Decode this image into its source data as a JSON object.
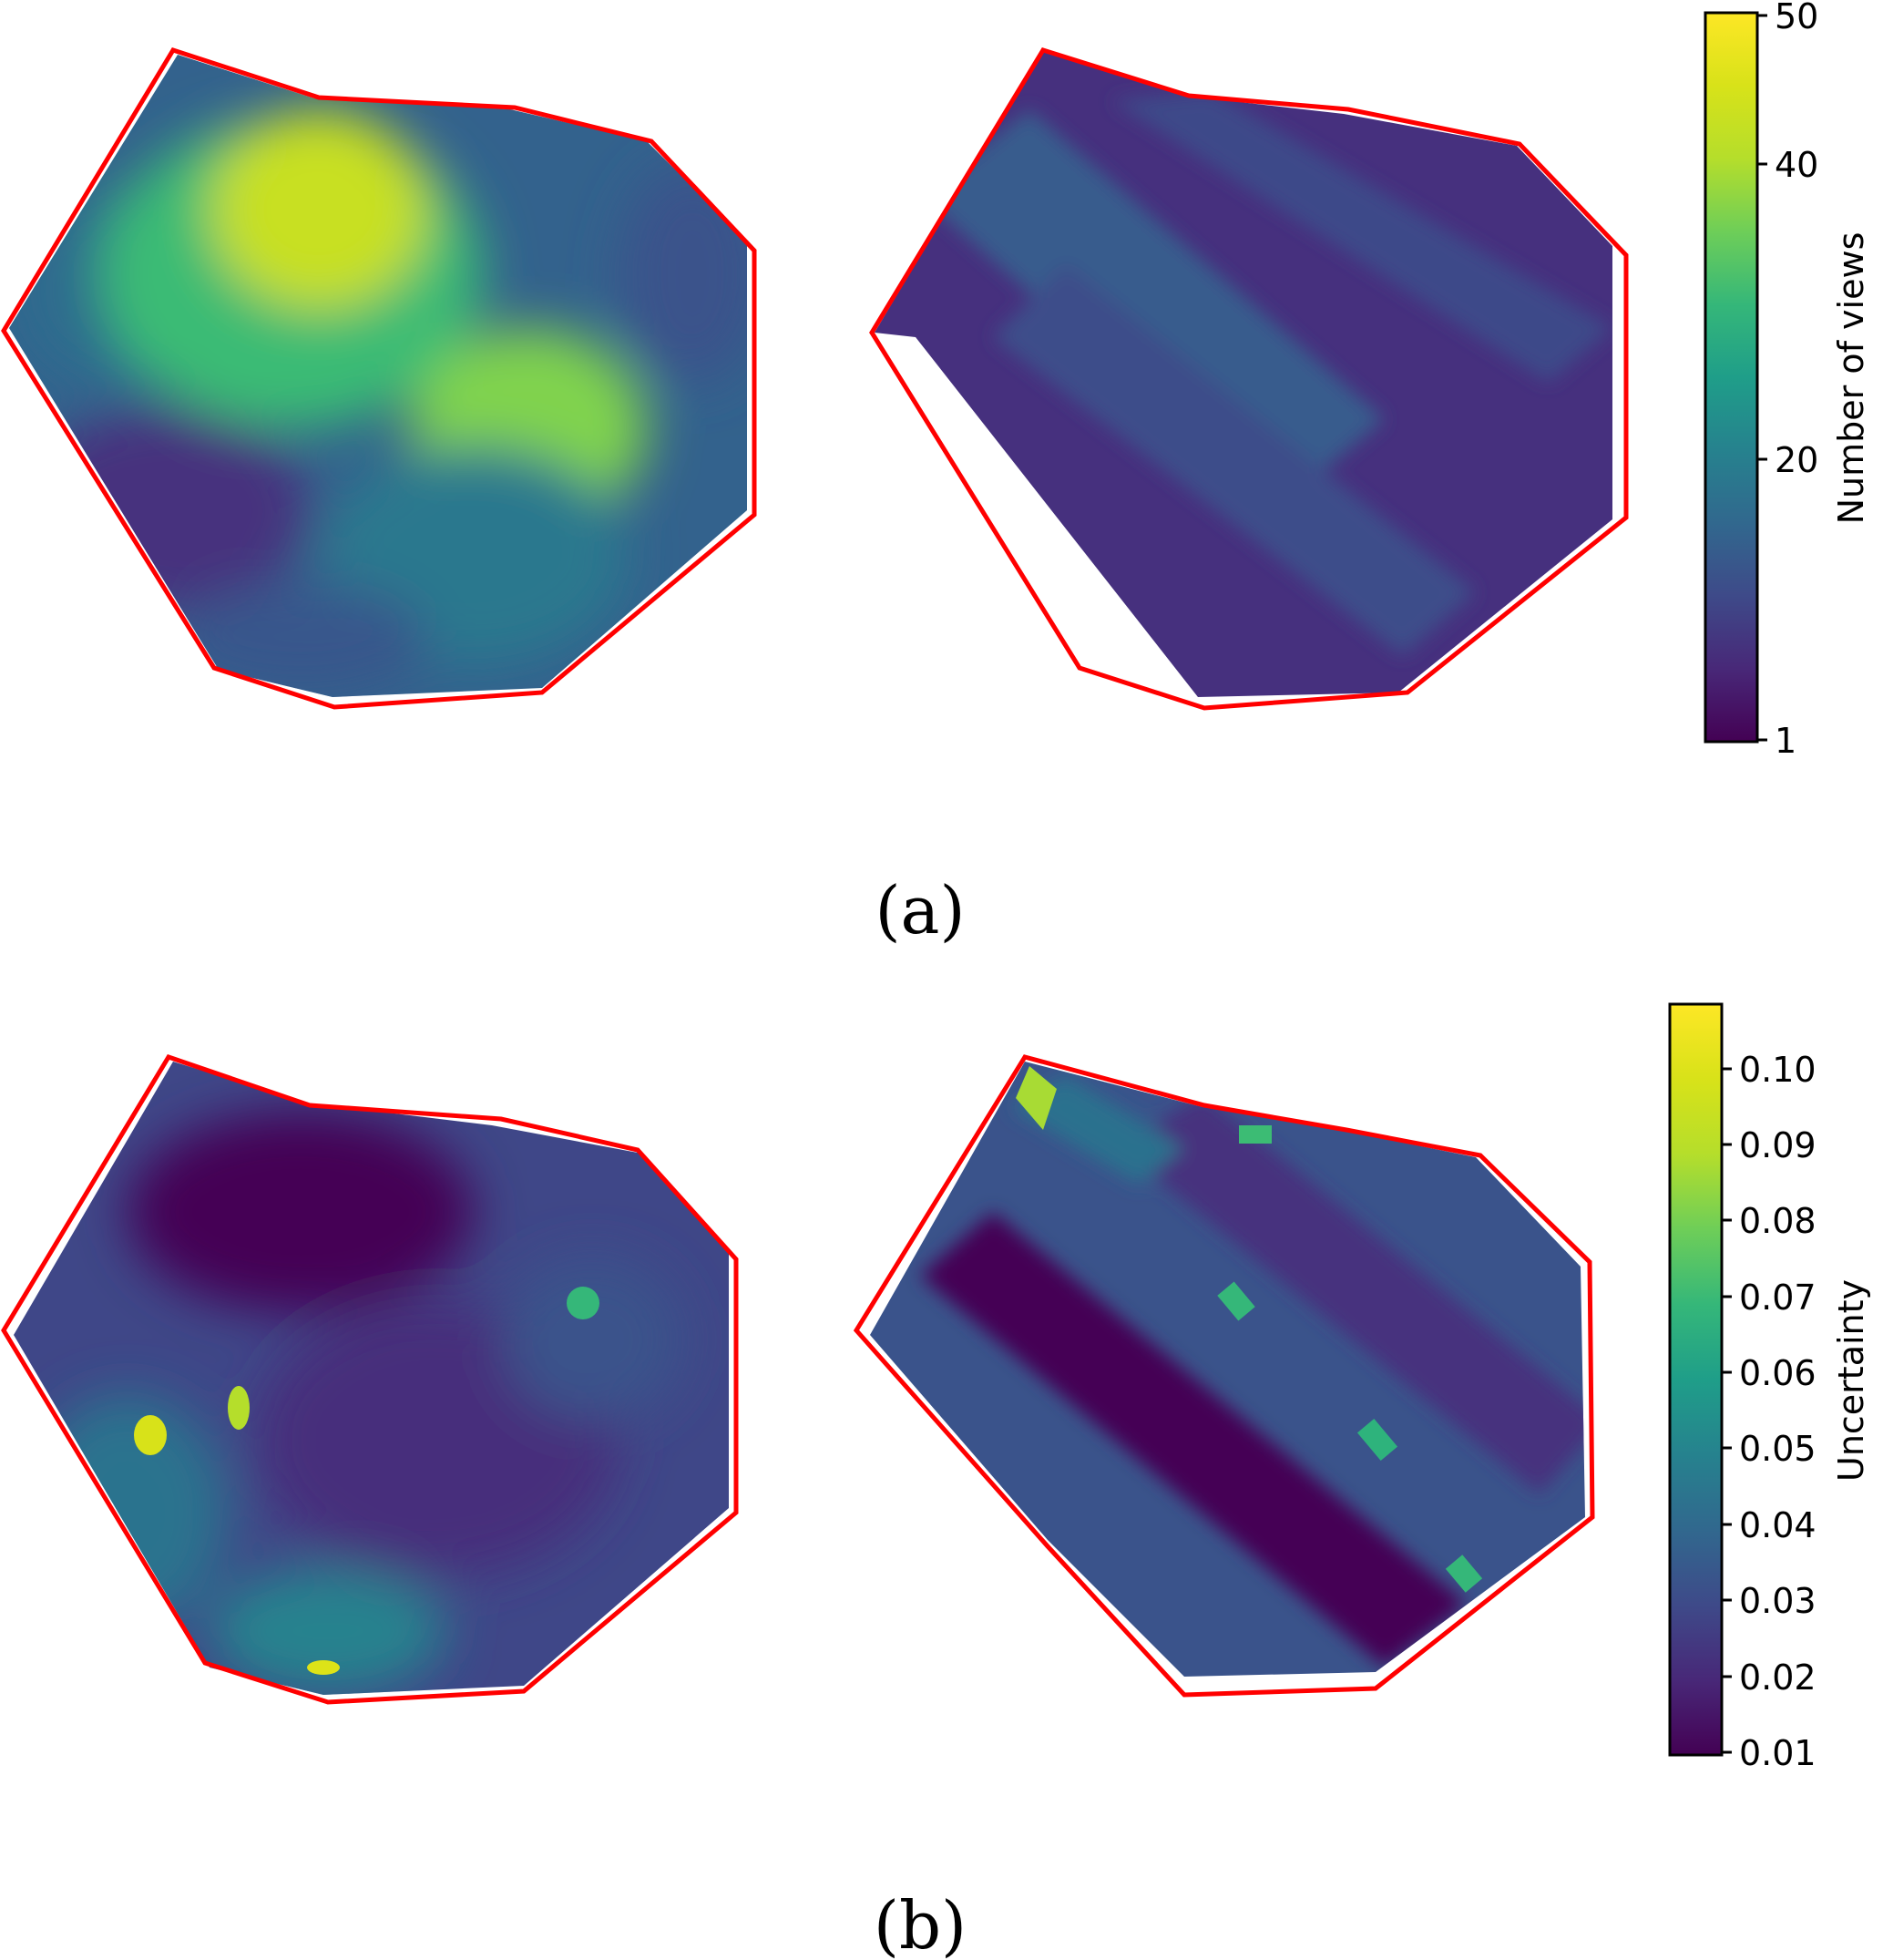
{
  "chart_data": [
    {
      "type": "heatmap",
      "panel": "(a)",
      "caption": "(a)",
      "colormap": "viridis",
      "maps": [
        "left",
        "right"
      ],
      "colorbar": {
        "label": "Number of views",
        "ticks": [
          "1",
          "20",
          "40",
          "50"
        ],
        "tick_values": [
          1,
          20,
          40,
          50
        ],
        "range": [
          1,
          50
        ]
      },
      "boundary_color": "#ff0000"
    },
    {
      "type": "heatmap",
      "panel": "(b)",
      "caption": "(b)",
      "colormap": "viridis",
      "maps": [
        "left",
        "right"
      ],
      "colorbar": {
        "label": "Uncertainty",
        "ticks": [
          "0.01",
          "0.02",
          "0.03",
          "0.04",
          "0.05",
          "0.06",
          "0.07",
          "0.08",
          "0.09",
          "0.10"
        ],
        "tick_values": [
          0.01,
          0.02,
          0.03,
          0.04,
          0.05,
          0.06,
          0.07,
          0.08,
          0.09,
          0.1
        ],
        "range": [
          0.01,
          0.107
        ]
      },
      "boundary_color": "#ff0000"
    }
  ]
}
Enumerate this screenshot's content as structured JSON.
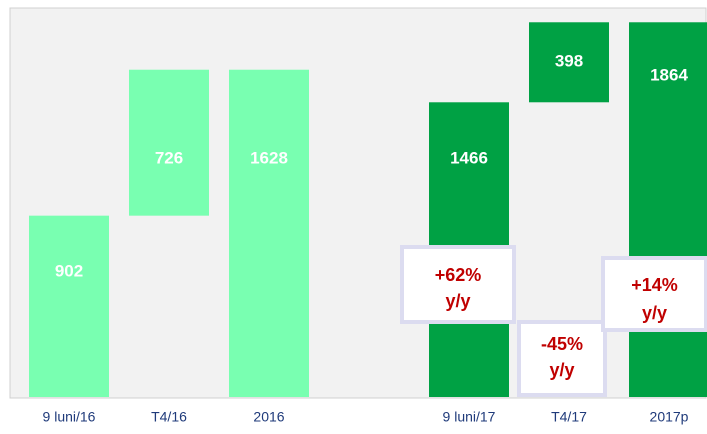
{
  "chart_data": {
    "type": "waterfall",
    "ylim": [
      0,
      1935
    ],
    "groups": [
      {
        "categories": [
          "9 luni/16",
          "T4/16",
          "2016"
        ],
        "values": [
          902,
          726,
          1628
        ],
        "color": "#79ffb1"
      },
      {
        "categories": [
          "9 luni/17",
          "T4/17",
          "2017p"
        ],
        "values": [
          1466,
          398,
          1864
        ],
        "color": "#00a144"
      }
    ],
    "annotations": [
      {
        "lines": [
          "+62%",
          "y/y"
        ]
      },
      {
        "lines": [
          "-45%",
          "y/y"
        ]
      },
      {
        "lines": [
          "+14%",
          "y/y"
        ]
      }
    ]
  }
}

--------

- **Task objective**
Copy every record above exactly as written, but leave out the pictures.

- **Written answer**
Decode this image into its source data as a JSON object.
{
  "chart_data": [
    {
      "type": "heatmap",
      "panel": "(a)",
      "caption": "(a)",
      "colormap": "viridis",
      "maps": [
        "left",
        "right"
      ],
      "colorbar": {
        "label": "Number of views",
        "ticks": [
          "1",
          "20",
          "40",
          "50"
        ],
        "tick_values": [
          1,
          20,
          40,
          50
        ],
        "range": [
          1,
          50
        ]
      },
      "boundary_color": "#ff0000"
    },
    {
      "type": "heatmap",
      "panel": "(b)",
      "caption": "(b)",
      "colormap": "viridis",
      "maps": [
        "left",
        "right"
      ],
      "colorbar": {
        "label": "Uncertainty",
        "ticks": [
          "0.01",
          "0.02",
          "0.03",
          "0.04",
          "0.05",
          "0.06",
          "0.07",
          "0.08",
          "0.09",
          "0.10"
        ],
        "tick_values": [
          0.01,
          0.02,
          0.03,
          0.04,
          0.05,
          0.06,
          0.07,
          0.08,
          0.09,
          0.1
        ],
        "range": [
          0.01,
          0.107
        ]
      },
      "boundary_color": "#ff0000"
    }
  ]
}
Enumerate this screenshot's content as structured JSON.
{
  "chart_data": {
    "type": "waterfall",
    "ylim": [
      0,
      1935
    ],
    "groups": [
      {
        "categories": [
          "9 luni/16",
          "T4/16",
          "2016"
        ],
        "values": [
          902,
          726,
          1628
        ],
        "color": "#79ffb1"
      },
      {
        "categories": [
          "9 luni/17",
          "T4/17",
          "2017p"
        ],
        "values": [
          1466,
          398,
          1864
        ],
        "color": "#00a144"
      }
    ],
    "annotations": [
      {
        "lines": [
          "+62%",
          "y/y"
        ]
      },
      {
        "lines": [
          "-45%",
          "y/y"
        ]
      },
      {
        "lines": [
          "+14%",
          "y/y"
        ]
      }
    ]
  }
}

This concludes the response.